• _To be done_
Locate each line with the string "rows" in the listing below and copy it.
** BEGIN Supplied entries **
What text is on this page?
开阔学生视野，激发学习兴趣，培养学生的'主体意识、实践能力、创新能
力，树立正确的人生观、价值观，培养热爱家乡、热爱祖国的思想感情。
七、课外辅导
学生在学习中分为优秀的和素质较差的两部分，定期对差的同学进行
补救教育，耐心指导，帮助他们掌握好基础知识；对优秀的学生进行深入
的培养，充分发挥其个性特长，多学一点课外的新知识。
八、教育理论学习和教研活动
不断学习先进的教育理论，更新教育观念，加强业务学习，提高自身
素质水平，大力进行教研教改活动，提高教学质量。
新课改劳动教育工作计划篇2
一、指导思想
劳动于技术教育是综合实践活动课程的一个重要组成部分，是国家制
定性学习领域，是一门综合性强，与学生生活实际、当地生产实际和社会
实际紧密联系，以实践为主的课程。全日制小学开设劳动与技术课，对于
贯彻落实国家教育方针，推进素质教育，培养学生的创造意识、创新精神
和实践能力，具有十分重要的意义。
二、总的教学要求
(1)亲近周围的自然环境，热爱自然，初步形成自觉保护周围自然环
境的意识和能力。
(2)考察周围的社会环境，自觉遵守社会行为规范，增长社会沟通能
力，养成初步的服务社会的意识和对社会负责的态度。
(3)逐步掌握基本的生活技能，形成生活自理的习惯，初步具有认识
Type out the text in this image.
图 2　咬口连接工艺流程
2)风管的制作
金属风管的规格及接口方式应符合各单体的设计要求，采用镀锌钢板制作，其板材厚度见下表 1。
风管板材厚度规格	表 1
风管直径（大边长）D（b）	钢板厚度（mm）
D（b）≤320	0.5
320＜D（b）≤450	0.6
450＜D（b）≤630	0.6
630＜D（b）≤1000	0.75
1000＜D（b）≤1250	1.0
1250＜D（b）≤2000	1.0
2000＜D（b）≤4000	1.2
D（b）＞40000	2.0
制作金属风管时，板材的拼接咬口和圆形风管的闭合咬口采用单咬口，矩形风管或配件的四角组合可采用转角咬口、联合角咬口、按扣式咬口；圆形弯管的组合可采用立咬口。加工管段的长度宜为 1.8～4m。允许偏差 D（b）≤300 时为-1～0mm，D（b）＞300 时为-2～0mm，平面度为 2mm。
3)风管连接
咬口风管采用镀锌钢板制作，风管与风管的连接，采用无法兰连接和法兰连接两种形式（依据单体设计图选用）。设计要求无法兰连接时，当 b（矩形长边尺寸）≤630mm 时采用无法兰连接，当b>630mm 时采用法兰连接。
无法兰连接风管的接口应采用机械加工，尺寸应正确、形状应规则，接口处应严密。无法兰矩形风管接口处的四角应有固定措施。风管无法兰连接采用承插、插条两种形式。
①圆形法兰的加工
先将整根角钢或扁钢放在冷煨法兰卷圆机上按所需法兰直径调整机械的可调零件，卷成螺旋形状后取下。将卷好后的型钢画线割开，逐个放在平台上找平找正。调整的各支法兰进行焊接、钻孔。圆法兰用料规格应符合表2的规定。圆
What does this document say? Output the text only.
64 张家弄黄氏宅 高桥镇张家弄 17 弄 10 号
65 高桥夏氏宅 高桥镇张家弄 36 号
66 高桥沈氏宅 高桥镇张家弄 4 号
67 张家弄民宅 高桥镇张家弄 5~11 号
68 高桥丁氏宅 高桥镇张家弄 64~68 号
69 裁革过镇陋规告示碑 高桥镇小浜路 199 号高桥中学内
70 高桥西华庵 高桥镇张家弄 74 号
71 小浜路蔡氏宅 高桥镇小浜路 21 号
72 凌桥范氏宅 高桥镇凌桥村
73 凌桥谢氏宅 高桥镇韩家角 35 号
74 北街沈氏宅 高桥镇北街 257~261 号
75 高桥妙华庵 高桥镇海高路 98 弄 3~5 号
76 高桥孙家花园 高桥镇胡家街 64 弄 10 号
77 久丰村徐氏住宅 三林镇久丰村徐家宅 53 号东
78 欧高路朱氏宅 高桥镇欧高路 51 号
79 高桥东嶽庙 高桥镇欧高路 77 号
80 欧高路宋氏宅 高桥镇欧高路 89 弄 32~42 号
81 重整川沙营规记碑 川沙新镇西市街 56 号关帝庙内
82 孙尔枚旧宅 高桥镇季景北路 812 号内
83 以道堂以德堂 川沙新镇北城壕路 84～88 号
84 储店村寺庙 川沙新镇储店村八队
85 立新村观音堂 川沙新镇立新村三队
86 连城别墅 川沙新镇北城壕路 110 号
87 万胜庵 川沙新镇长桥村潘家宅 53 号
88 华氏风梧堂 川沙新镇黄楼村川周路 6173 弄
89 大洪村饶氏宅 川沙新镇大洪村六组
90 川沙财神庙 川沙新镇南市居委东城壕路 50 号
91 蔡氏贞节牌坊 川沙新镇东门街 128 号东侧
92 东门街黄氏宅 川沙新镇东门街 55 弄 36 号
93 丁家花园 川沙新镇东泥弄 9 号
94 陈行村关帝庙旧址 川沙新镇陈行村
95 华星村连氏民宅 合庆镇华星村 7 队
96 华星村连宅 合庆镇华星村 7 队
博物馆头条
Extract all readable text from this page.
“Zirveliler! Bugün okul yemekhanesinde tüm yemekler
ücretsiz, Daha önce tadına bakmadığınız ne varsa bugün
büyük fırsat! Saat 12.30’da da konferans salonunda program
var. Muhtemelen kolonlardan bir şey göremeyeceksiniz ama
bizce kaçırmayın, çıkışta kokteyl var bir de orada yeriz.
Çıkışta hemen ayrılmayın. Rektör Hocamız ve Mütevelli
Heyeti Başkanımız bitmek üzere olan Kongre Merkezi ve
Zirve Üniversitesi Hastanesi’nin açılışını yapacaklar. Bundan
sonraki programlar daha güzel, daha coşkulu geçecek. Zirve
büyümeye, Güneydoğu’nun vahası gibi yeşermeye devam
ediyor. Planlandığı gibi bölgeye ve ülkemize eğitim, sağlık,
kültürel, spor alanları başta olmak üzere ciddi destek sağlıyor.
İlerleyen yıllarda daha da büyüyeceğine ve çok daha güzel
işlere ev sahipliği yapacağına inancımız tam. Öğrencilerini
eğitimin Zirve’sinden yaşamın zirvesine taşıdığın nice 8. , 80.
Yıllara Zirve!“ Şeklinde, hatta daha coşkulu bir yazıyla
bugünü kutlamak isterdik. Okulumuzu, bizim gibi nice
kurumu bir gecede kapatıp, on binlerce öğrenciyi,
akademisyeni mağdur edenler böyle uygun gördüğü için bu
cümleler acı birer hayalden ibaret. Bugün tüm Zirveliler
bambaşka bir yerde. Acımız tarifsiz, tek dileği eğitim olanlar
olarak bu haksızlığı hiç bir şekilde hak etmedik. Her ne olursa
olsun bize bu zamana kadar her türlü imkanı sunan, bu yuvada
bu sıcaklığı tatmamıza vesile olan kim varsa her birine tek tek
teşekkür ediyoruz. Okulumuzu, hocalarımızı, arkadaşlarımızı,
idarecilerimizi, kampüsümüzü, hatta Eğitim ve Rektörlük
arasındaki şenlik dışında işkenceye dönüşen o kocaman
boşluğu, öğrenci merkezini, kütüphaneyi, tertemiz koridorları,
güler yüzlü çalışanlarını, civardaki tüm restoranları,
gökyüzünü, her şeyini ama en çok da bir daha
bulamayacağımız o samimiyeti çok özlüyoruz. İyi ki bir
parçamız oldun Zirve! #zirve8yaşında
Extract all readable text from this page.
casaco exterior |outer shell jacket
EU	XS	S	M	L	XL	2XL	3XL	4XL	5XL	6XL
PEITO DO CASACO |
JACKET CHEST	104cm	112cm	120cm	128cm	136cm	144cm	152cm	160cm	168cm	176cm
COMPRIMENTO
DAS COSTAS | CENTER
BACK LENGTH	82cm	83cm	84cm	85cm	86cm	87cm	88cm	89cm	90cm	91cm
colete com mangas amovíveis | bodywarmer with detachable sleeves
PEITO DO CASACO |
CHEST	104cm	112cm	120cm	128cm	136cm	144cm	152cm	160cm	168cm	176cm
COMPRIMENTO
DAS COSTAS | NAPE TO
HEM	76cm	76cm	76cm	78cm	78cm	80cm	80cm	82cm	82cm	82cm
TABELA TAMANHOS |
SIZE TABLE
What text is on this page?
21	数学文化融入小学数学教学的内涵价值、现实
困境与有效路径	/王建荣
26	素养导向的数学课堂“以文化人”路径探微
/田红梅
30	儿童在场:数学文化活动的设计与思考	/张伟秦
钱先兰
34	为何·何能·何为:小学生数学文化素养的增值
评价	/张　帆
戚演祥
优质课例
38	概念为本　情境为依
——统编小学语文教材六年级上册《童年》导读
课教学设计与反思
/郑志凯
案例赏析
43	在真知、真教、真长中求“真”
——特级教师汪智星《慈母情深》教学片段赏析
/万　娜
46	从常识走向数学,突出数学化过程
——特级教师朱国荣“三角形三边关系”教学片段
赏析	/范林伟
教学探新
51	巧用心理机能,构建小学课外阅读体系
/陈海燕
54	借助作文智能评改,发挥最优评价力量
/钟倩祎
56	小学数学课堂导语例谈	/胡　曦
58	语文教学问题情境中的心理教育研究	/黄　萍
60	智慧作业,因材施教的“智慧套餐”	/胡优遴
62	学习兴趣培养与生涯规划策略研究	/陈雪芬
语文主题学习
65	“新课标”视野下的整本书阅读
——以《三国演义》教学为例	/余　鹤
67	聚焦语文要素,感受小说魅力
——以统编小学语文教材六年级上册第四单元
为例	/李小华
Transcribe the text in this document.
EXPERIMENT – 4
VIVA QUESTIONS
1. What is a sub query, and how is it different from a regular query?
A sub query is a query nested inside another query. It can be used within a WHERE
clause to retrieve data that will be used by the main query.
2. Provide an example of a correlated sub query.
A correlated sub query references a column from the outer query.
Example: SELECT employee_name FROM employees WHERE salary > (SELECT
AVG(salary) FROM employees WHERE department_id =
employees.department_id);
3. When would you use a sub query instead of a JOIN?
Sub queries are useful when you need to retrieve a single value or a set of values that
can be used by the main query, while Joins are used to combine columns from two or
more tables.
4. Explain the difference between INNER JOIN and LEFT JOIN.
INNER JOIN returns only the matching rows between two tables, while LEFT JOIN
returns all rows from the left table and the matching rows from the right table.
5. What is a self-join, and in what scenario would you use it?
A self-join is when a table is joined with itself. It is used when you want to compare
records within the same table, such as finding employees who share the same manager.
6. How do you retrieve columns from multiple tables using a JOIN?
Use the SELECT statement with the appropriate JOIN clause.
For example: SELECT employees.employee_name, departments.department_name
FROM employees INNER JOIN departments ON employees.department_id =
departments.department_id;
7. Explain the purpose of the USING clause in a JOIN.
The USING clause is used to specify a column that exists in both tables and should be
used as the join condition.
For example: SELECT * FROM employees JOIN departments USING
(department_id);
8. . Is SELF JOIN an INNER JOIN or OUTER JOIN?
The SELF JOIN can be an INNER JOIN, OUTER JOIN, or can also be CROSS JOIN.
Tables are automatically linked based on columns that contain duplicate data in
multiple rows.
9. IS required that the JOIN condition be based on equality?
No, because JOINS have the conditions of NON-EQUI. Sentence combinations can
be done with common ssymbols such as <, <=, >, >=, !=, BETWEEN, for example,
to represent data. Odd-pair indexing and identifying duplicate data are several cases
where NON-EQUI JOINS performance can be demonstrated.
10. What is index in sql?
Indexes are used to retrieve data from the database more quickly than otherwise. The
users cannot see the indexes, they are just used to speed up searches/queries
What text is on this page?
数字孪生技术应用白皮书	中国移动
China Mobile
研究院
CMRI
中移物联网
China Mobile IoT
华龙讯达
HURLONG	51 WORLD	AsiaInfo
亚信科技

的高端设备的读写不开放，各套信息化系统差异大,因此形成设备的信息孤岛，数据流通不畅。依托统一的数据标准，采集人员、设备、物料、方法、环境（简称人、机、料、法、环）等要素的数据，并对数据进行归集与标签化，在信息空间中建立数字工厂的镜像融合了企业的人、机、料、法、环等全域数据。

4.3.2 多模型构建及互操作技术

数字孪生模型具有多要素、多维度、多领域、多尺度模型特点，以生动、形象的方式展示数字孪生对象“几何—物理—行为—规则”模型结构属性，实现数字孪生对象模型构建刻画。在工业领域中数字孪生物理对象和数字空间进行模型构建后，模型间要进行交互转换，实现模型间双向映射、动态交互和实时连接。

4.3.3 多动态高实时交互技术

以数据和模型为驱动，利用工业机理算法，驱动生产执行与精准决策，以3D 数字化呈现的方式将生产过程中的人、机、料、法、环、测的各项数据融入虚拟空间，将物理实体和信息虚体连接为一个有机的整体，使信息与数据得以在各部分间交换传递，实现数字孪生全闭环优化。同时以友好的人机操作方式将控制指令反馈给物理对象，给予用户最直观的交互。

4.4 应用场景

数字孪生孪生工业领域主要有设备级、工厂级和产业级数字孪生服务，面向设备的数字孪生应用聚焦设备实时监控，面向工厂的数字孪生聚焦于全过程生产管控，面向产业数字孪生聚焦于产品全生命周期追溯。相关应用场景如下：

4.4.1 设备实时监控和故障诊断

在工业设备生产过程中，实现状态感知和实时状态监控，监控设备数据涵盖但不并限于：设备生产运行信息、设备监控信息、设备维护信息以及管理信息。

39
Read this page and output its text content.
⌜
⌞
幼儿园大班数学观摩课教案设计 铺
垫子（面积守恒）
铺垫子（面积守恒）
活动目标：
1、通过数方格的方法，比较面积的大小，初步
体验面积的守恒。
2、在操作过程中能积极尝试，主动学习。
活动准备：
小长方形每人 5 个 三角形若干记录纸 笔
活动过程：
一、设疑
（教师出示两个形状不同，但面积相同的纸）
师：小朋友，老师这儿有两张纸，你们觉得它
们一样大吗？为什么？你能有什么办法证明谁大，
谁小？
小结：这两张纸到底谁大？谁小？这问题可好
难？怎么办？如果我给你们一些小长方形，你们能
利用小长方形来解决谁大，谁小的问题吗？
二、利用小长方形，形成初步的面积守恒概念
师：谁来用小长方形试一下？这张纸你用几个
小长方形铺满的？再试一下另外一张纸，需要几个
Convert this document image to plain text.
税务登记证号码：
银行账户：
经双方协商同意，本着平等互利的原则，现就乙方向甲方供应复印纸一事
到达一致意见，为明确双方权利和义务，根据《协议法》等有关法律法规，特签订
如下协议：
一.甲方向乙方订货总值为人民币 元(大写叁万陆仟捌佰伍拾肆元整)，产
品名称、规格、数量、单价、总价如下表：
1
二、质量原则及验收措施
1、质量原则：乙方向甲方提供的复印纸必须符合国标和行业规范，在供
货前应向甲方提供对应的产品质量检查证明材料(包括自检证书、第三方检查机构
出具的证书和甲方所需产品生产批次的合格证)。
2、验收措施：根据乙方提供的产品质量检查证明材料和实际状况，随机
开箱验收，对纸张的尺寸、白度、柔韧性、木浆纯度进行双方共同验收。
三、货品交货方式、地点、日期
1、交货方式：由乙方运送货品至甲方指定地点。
** END Supplied entries **
• _Expected answer_
INNER JOIN returns only the matching rows between two tables, while LEFT JOIN
returns all rows from the left table and the matching rows from the right table.
multiple rows.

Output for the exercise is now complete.